Dataset rows

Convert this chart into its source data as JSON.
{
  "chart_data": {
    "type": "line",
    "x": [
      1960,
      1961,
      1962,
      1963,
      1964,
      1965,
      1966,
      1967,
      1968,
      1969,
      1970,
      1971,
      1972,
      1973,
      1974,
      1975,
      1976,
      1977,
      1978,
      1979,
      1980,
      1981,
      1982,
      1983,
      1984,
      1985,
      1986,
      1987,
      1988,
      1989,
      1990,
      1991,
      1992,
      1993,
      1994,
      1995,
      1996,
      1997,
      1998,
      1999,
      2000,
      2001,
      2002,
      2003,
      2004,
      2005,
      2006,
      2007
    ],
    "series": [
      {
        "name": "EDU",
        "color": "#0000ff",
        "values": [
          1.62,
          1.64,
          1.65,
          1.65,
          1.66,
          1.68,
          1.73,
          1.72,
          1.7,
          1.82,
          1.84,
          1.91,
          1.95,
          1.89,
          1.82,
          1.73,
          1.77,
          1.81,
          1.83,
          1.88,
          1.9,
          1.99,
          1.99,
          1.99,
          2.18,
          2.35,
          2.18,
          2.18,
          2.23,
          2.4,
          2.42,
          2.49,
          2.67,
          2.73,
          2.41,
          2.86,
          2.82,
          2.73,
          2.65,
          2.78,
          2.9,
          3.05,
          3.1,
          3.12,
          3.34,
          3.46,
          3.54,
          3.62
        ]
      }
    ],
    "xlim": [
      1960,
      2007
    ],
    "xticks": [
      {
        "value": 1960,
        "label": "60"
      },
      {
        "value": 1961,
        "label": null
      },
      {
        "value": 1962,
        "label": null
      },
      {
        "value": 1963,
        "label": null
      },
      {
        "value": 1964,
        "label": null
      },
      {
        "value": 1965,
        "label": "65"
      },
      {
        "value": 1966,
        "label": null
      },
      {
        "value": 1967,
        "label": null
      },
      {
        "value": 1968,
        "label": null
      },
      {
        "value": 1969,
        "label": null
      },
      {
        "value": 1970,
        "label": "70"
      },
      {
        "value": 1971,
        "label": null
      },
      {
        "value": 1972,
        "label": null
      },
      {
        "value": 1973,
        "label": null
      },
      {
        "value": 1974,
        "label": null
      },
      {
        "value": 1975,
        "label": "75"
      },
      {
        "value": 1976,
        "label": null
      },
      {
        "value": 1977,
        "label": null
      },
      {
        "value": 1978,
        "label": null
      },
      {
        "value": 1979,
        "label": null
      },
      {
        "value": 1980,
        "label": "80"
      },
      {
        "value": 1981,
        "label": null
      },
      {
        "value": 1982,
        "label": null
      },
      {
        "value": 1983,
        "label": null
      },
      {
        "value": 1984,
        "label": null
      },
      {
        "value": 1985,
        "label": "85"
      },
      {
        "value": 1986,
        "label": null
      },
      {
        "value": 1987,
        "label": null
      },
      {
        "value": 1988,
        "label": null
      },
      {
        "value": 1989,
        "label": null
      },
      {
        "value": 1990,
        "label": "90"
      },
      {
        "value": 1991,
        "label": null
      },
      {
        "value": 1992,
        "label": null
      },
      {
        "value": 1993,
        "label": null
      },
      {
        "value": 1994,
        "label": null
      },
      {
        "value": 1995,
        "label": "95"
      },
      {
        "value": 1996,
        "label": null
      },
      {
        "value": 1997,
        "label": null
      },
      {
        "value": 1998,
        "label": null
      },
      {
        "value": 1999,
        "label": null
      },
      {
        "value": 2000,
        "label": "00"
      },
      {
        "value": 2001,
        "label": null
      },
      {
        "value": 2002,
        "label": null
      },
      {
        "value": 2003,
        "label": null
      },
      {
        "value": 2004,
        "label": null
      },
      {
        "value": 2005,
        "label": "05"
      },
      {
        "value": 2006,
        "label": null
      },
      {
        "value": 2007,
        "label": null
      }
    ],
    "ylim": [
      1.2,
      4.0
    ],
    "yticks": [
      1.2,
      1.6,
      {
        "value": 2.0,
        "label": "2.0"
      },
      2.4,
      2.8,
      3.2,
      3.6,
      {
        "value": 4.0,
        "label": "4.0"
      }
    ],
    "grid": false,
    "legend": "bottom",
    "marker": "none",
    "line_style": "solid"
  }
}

■ INSTRUCTIONS TO FOLLOW
Repeat the material from above exactly, word for word.

■ COMPLETE RESPONSE
Convert this chart into its source data as JSON.
{
  "chart_data": {
    "type": "line",
    "x": [
      1960,
      1961,
      1962,
      1963,
      1964,
      1965,
      1966,
      1967,
      1968,
      1969,
      1970,
      1971,
      1972,
      1973,
      1974,
      1975,
      1976,
      1977,
      1978,
      1979,
      1980,
      1981,
      1982,
      1983,
      1984,
      1985,
      1986,
      1987,
      1988,
      1989,
      1990,
      1991,
      1992,
      1993,
      1994,
      1995,
      1996,
      1997,
      1998,
      1999,
      2000,
      2001,
      2002,
      2003,
      2004,
      2005,
      2006,
      2007
    ],
    "series": [
      {
        "name": "EDU",
        "color": "#0000ff",
        "values": [
          1.62,
          1.64,
          1.65,
          1.65,
          1.66,
          1.68,
          1.73,
          1.72,
          1.7,
          1.82,
          1.84,
          1.91,
          1.95,
          1.89,
          1.82,
          1.73,
          1.77,
          1.81,
          1.83,
          1.88,
          1.9,
          1.99,
          1.99,
          1.99,
          2.18,
          2.35,
          2.18,
          2.18,
          2.23,
          2.4,
          2.42,
          2.49,
          2.67,
          2.73,
          2.41,
          2.86,
          2.82,
          2.73,
          2.65,
          2.78,
          2.9,
          3.05,
          3.1,
          3.12,
          3.34,
          3.46,
          3.54,
          3.62
        ]
      }
    ],
    "xlim": [
      1960,
      2007
    ],
    "xticks": [
      {
        "value": 1960,
        "label": "60"
      },
      {
        "value": 1961,
        "label": null
      },
      {
        "value": 1962,
        "label": null
      },
      {
        "value": 1963,
        "label": null
      },
      {
        "value": 1964,
        "label": null
      },
      {
        "value": 1965,
        "label": "65"
      },
      {
        "value": 1966,
        "label": null
      },
      {
        "value": 1967,
        "label": null
      },
      {
        "value": 1968,
        "label": null
      },
      {
        "value": 1969,
        "label": null
      },
      {
        "value": 1970,
        "label": "70"
      },
      {
        "value": 1971,
        "label": null
      },
      {
        "value": 1972,
        "label": null
      },
      {
        "value": 1973,
        "label": null
      },
      {
        "value": 1974,
        "label": null
      },
      {
        "value": 1975,
        "label": "75"
      },
      {
        "value": 1976,
        "label": null
      },
      {
        "value": 1977,
        "label": null
      },
      {
        "value": 1978,
        "label": null
      },
      {
        "value": 1979,
        "label": null
      },
      {
        "value": 1980,
        "label": "80"
      },
      {
        "value": 1981,
        "label": null
      },
      {
        "value": 1982,
        "label": null
      },
      {
        "value": 1983,
        "label": null
      },
      {
        "value": 1984,
        "label": null
      },
      {
        "value": 1985,
        "label": "85"
      },
      {
        "value": 1986,
        "label": null
      },
      {
        "value": 1987,
        "label": null
      },
      {
        "value": 1988,
        "label": null
      },
      {
        "value": 1989,
        "label": null
      },
      {
        "value": 1990,
        "label": "90"
      },
      {
        "value": 1991,
        "label": null
      },
      {
        "value": 1992,
        "label": null
      },
      {
        "value": 1993,
        "label": null
      },
      {
        "value": 1994,
        "label": null
      },
      {
        "value": 1995,
        "label": "95"
      },
      {
        "value": 1996,
        "label": null
      },
      {
        "value": 1997,
        "label": null
      },
      {
        "value": 1998,
        "label": null
      },
      {
        "value": 1999,
        "label": null
      },
      {
        "value": 2000,
        "label": "00"
      },
      {
        "value": 2001,
        "label": null
      },
      {
        "value": 2002,
        "label": null
      },
      {
        "value": 2003,
        "label": null
      },
      {
        "value": 2004,
        "label": null
      },
      {
        "value": 2005,
        "label": "05"
      },
      {
        "value": 2006,
        "label": null
      },
      {
        "value": 2007,
        "label": null
      }
    ],
    "ylim": [
      1.2,
      4.0
    ],
    "yticks": [
      1.2,
      1.6,
      {
        "value": 2.0,
        "label": "2.0"
      },
      2.4,
      2.8,
      3.2,
      3.6,
      {
        "value": 4.0,
        "label": "4.0"
      }
    ],
    "grid": false,
    "legend": "bottom",
    "marker": "none",
    "line_style": "solid"
  }
}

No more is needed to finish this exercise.